--- REQUIRED TASK ---
Count every line in the following entries where the word "Plus" appears. Give the count alone.

##############################

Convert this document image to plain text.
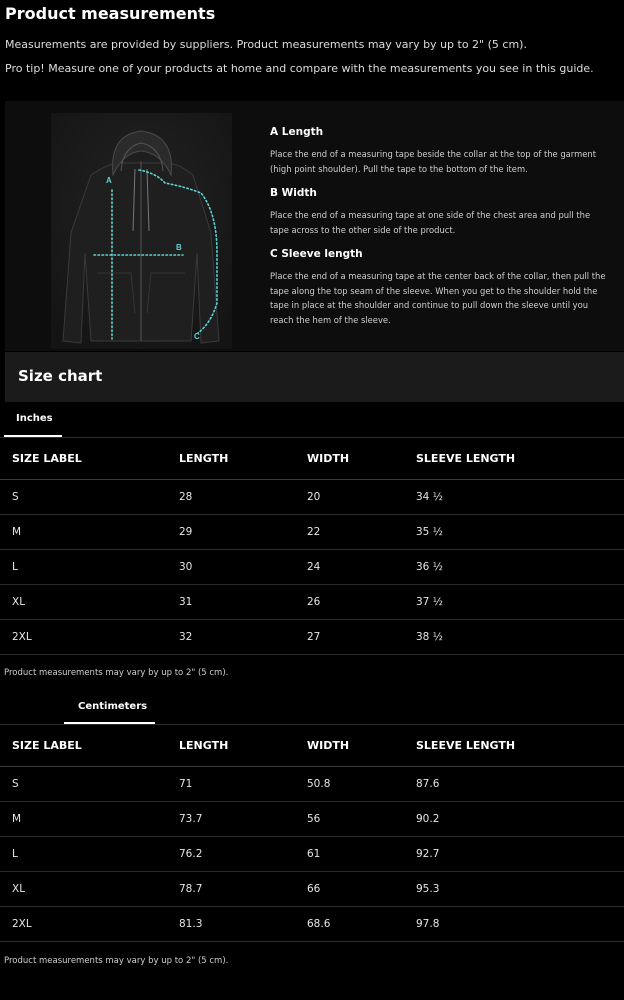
Product measurements
Measurements are provided by suppliers. Product measurements may vary by up to 2" (5 cm).
Pro tip! Measure one of your products at home and compare with the measurements you see in this guide.
A
B
C
A Length
Place the end of a measuring tape beside the collar at the top of the garment (high point shoulder). Pull the tape to the bottom of the item.
B Width
Place the end of a measuring tape at one side of the chest area and pull the tape across to the other side of the product.
C Sleeve length
Place the end of a measuring tape at the center back of the collar, then pull the tape along the top seam of the sleeve. When you get to the shoulder hold the tape in place at the shoulder and continue to pull down the sleeve until you reach the hem of the sleeve.
Size chart
Inches
SIZE LABEL	LENGTH	WIDTH	SLEEVE LENGTH
S	28	20	34 ½
M	29	22	35 ½
L	30	24	36 ½
XL	31	26	37 ½
2XL	32	27	38 ½
Product measurements may vary by up to 2" (5 cm).
Centimeters
SIZE LABEL	LENGTH	WIDTH	SLEEVE LENGTH
S	71	50.8	87.6
M	73.7	56	90.2
L	76.2	61	92.7
XL	78.7	66	95.3
2XL	81.3	68.6	97.8
Product measurements may vary by up to 2" (5 cm).
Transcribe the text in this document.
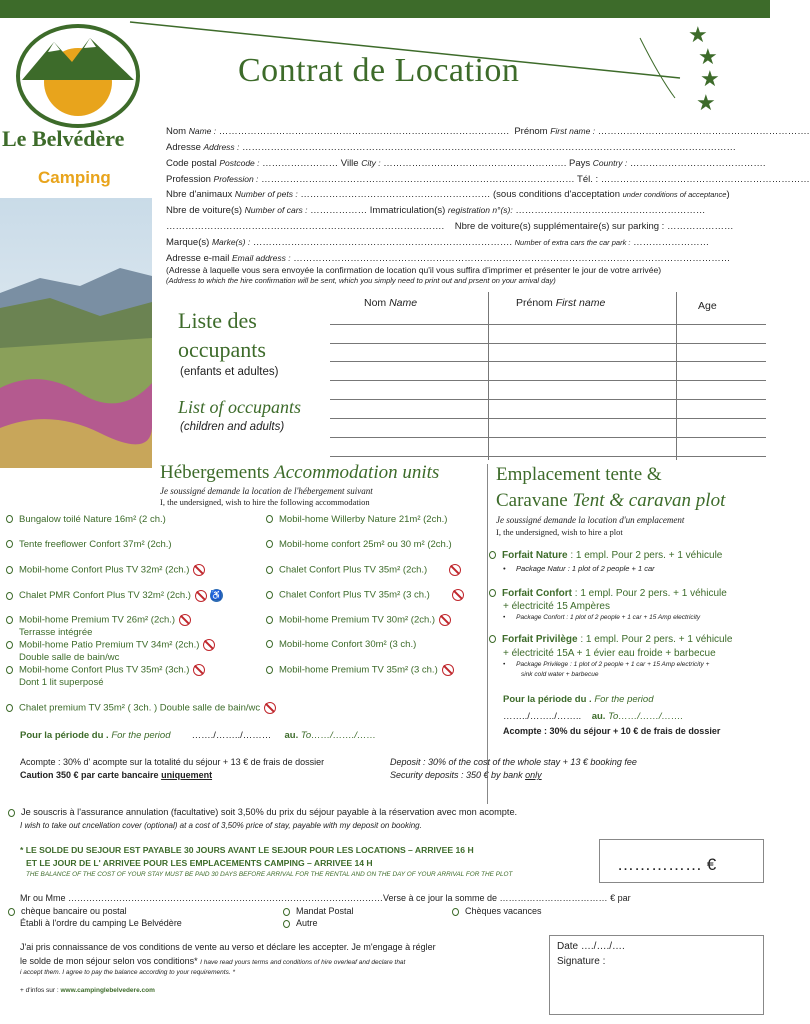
★
★
★
★
Contrat de Location
Le Belvédère
Camping
Nom Name : ………………………………………….……………………………………. Prénom First name : ………………………………………………………….
Adresse Address : …………………………………………………………………………………………………………………………………………
Code postal Postcode : …………………… Ville City : …………………………………………………. Pays Country : …………………………………….
Profession Profession : ……………………………………………………………………………………… Tél. : …………………………………………………………
Nbre d'animaux Number of pets : …………………………………………………… (sous conditions d'acceptation under conditions of acceptance)
Nbre de voiture(s) Number of cars : ……………… Immatriculation(s) registration n°(s): ……………………………………………………
……………………………………………………………………………. Nbre de voiture(s) supplémentaire(s) sur parking : …………………
Marque(s) Marke(s) : ………………………………………………………………………. Number of extra cars the car park : ……………………
Adresse e-mail Email address : …………………………………………………………………………………………………………………………
(Adresse à laquelle vous sera envoyée la confirmation de location qu'il vous suffira d'imprimer et présenter le jour de votre arrivée)
(Address to which the hire confirmation will be sent, which you simply need to print out and prsent on your arrival day)
Liste des
occupants
(enfants et adultes)
List of occupants
(children and adults)
Nom Name	Prénom First name	Age
Hébergements Accommodation units
Je soussigné demande la location de l'hébergement suivant
I, the undersigned, wish to hire the following accommodation
Bungalow toilé Nature 16m² (2 ch.)
Tente freeflower Confort 37m² (2ch.)
Mobil-home Confort Plus TV 32m² (2ch.)
Chalet PMR Confort Plus TV 32m² (2ch.) ♿
Mobil-home Premium TV 26m² (2ch.)
Terrasse intégrée
Mobil-home Patio Premium TV 34m² (2ch.)
Double salle de bain/wc
Mobil-home Confort Plus TV 35m² (3ch.)
Dont 1 lit superposé
Chalet premium TV 35m² ( 3ch. ) Double salle de bain/wc
Mobil-home Willerby Nature 21m² (2ch.)
Mobil-home confort 25m² ou 30 m² (2ch.)
Chalet Confort Plus TV 35m² (2ch.)
Chalet Confort Plus TV 35m² (3 ch.)
Mobil-home Premium TV 30m² (2ch.)
Mobil-home Confort 30m² (3 ch.)
Mobil-home Premium TV 35m² (3 ch.)
Pour la période du . For the period ……./……../……… au. To……/……./……
Emplacement tente &
Caravane Tent & caravan plot
Je soussigné demande la location d'un emplacement
I, the undersigned, wish to hire a plot
Forfait Nature : 1 empl. Pour 2 pers. + 1 véhicule
•     Package Natur : 1 plot of 2 people + 1 car
Forfait Confort : 1 empl. Pour 2 pers. + 1 véhicule
+ électricité 15 Ampères
•      Package Confort : 1 plot of 2 people + 1 car + 15 Amp electricity
Forfait Privilège : 1 empl. Pour 2 pers. + 1 véhicule
+ électricité 15A + 1 évier eau froide + barbecue
•      Package Privilege : 1 plot of 2 people + 1 car + 15 Amp electricity +
sink cold water + barbecue
Pour la période du . For the period
……../……../…….. au. To……/……/…….
Acompte : 30% du séjour + 10 € de frais de dossier
Acompte : 30% d' acompte sur la totalité du séjour + 13 € de frais de dossier
Caution 350 € par carte bancaire uniquement
Deposit : 30% of the cost of the whole stay + 13 € booking fee
Security deposits : 350 € by bank only
Je souscris à l'assurance annulation (facultative) soit 3,50% du prix du séjour payable à la réservation avec mon acompte.
I wish to take out cncellation cover (optional) at a cost of 3,50% price of stay, payable with my deposit on booking.
* LE SOLDE DU SEJOUR EST PAYABLE 30 JOURS AVANT LE SEJOUR POUR LES LOCATIONS – ARRIVEE 16 H
ET LE JOUR DE L' ARRIVEE POUR LES EMPLACEMENTS CAMPING – ARRIVEE 14 H
THE BALANCE OF THE COST OF YOUR STAY MUST BE PAID 30 DAYS BEFORE ARRIVAL FOR THE RENTAL AND ON THE DAY OF YOUR ARRIVAL FOR THE PLOT
…………… €
Mr ou Mme ……………………………………………………………………………………………Verse à ce jour la somme de ……………………………… € par
chèque bancaire ou postal
Établi à l'ordre du camping Le Belvédère
Mandat Postal
Autre
Chèques vacances
J'ai pris connaissance de vos conditions de vente au verso et déclare les accepter. Je m'engage à régler
le solde de mon séjour selon vos conditions* I have read yours terms and conditions of hire overleaf and declare that
i accept them. I agree to pay the balance according to your requirements. *
+ d'infos sur : www.campinglebelvedere.com
Date …./…./….
Signature :
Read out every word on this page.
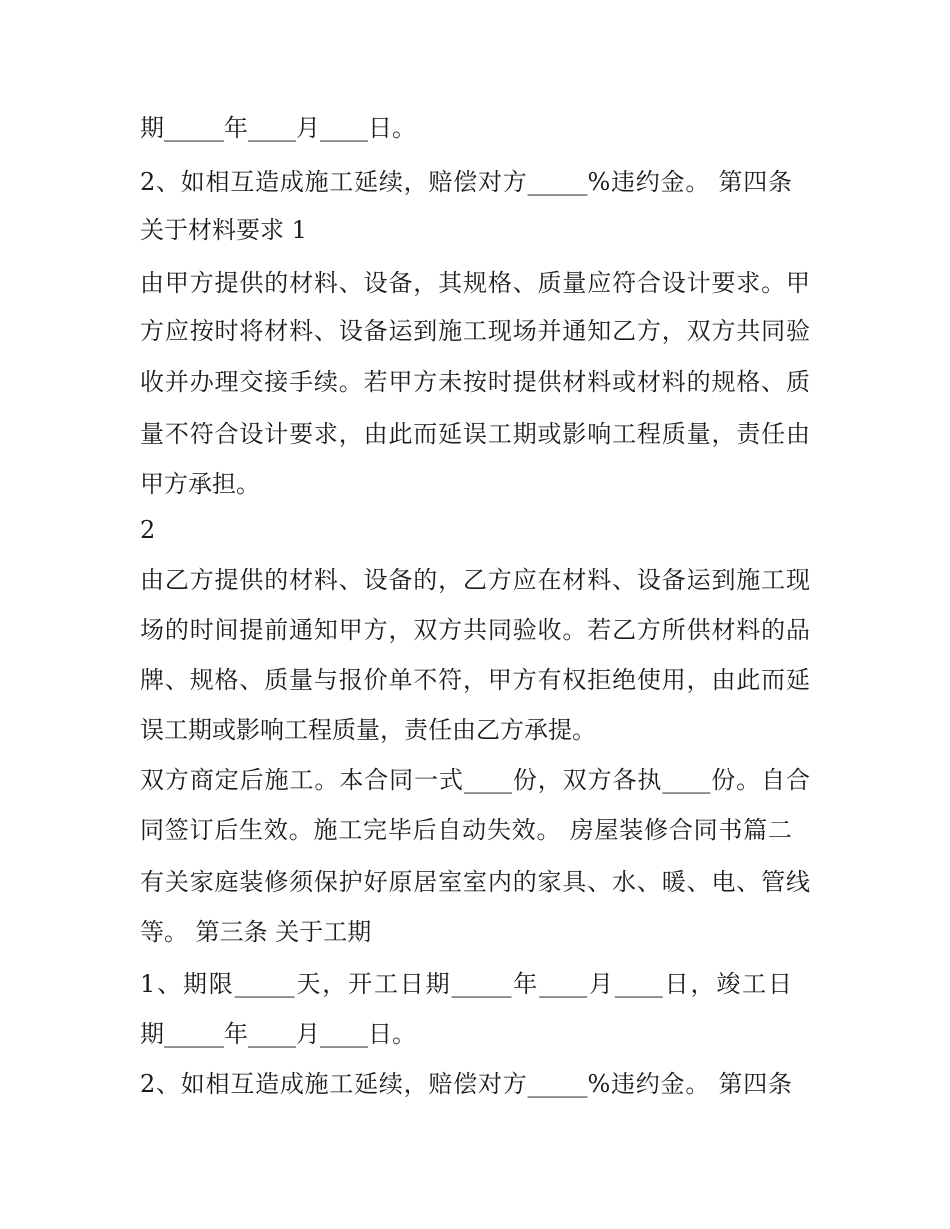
期_____年____月____日。
2、如相互造成施工延续，赔偿对方_____%违约金。 第四条
关于材料要求 1
由甲方提供的材料、设备，其规格、质量应符合设计要求。甲
方应按时将材料、设备运到施工现场并通知乙方，双方共同验
收并办理交接手续。若甲方未按时提供材料或材料的规格、质
量不符合设计要求，由此而延误工期或影响工程质量，责任由
甲方承担。
2
由乙方提供的材料、设备的，乙方应在材料、设备运到施工现
场的时间提前通知甲方，双方共同验收。若乙方所供材料的品
牌、规格、质量与报价单不符，甲方有权拒绝使用，由此而延
误工期或影响工程质量，责任由乙方承提。
双方商定后施工。本合同一式____份，双方各执____份。自合
同签订后生效。施工完毕后自动失效。 房屋装修合同书篇二
有关家庭装修须保护好原居室室内的家具、水、暖、电、管线
等。 第三条 关于工期
1、期限_____天，开工日期_____年____月____日，竣工日
期_____年____月____日。
2、如相互造成施工延续，赔偿对方_____%违约金。 第四条
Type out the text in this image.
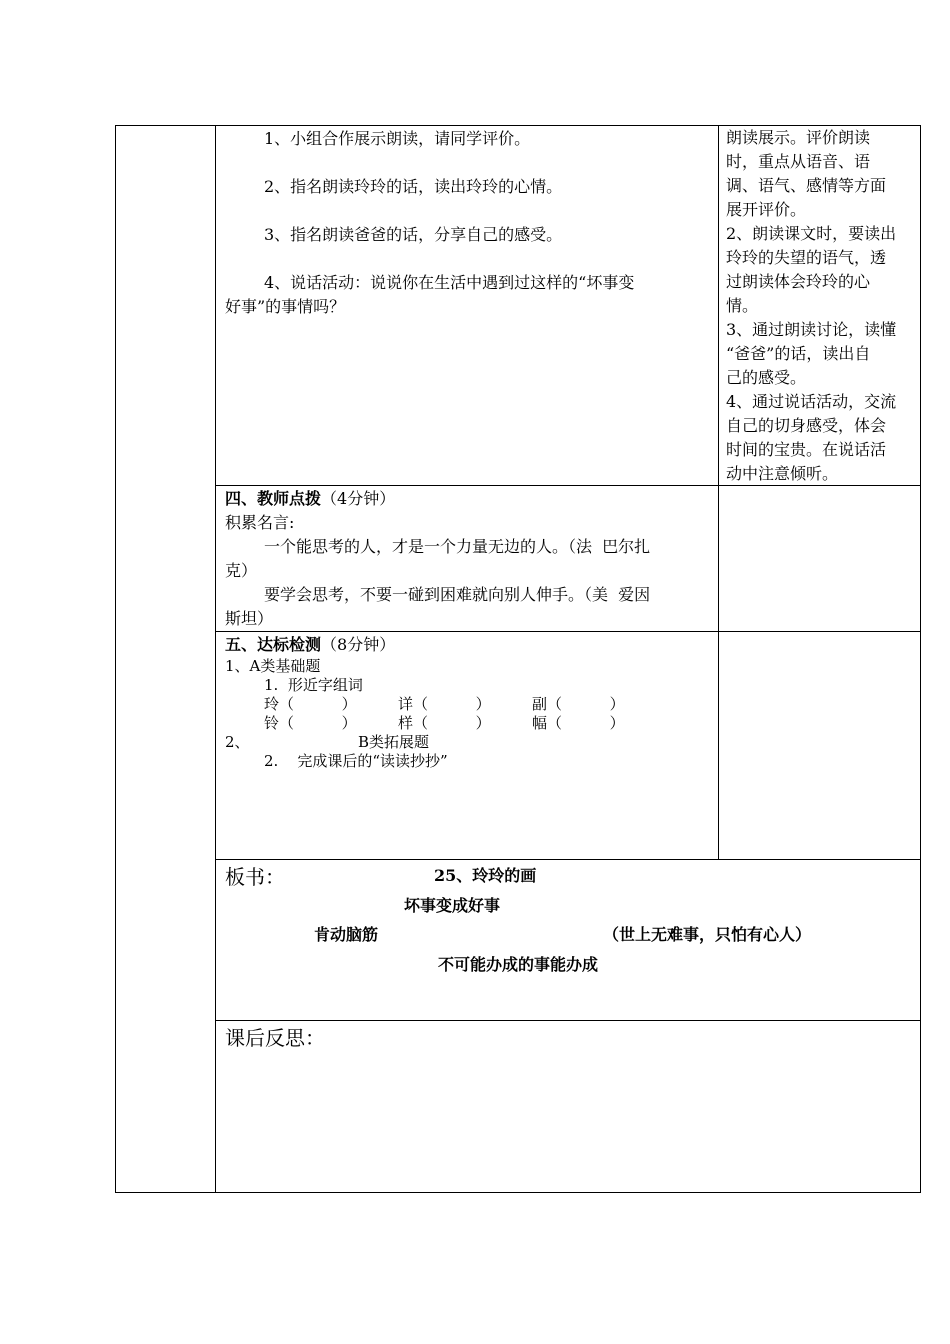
1、小组合作展示朗读，请同学评价。
2、指名朗读玲玲的话，读出玲玲的心情。
3、指名朗读爸爸的话，分享自己的感受。
4、说话活动：说说你在生活中遇到过这样的“坏事变
好事”的事情吗？
朗读展示。评价朗读
时，重点从语音、语
调、语气、感情等方面
展开评价。
2、朗读课文时，要读出
玲玲的失望的语气，透
过朗读体会玲玲的心
情。
3、通过朗读讨论，读懂
“爸爸”的话，读出自
己的感受。
4、通过说话活动，交流
自己的切身感受，体会
时间的宝贵。在说话活
动中注意倾听。
四、教师点拨（4分钟）
积累名言:
一个能思考的人，才是一个力量无边的人。（法  巴尔扎
克）
要学会思考，不要一碰到困难就向别人伸手。（美  爱因
斯坦）
五、达标检测（8分钟）
1、A类基础题
1.  形近字组词
玲（          ）	详（          ）	副（          ）
铃（          ）	样（          ）	幅（          ）
2、	B类拓展题
2.    完成课后的“读读抄抄”
板书：	25、玲玲的画
坏事变成好事
肯动脑筋	（世上无难事，只怕有心人）
不可能办成的事能办成
课后反思：
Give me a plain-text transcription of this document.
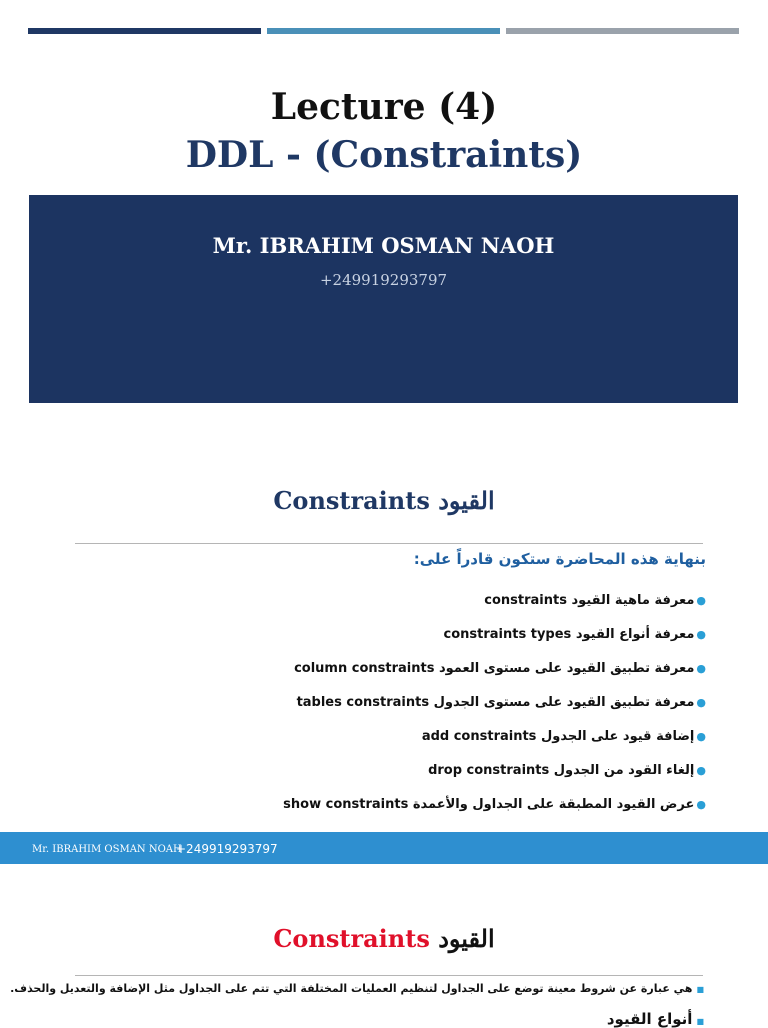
Lecture (4)
DDL - (Constraints)
Mr. IBRAHIM OSMAN NAOH
+249919293797
Constraints القيود
بنهاية هذه المحاضرة ستكون قادراً على:
●معرفة ماهية القيود constraints
●معرفة أنواع القيود constraints types
●معرفة تطبيق القيود على مستوى العمود column constraints
●معرفة تطبيق القيود على مستوى الجدول tables constraints
●إضافة قيود على الجدول add constraints
●إلغاء القود من الجدول drop constraints
●عرض القيود المطبقة على الجداول والأعمدة show constraints
Mr. IBRAHIM OSMAN NOAH
+249919293797
Constraints القيود
■هي عبارة عن شروط معينة توضع على الجداول لتنظيم العمليات المختلفة التي تتم على الجداول مثل الإضافة والتعديل والحذف.
■أنواع القيود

##############################

--- FULL OUTPUT ---
5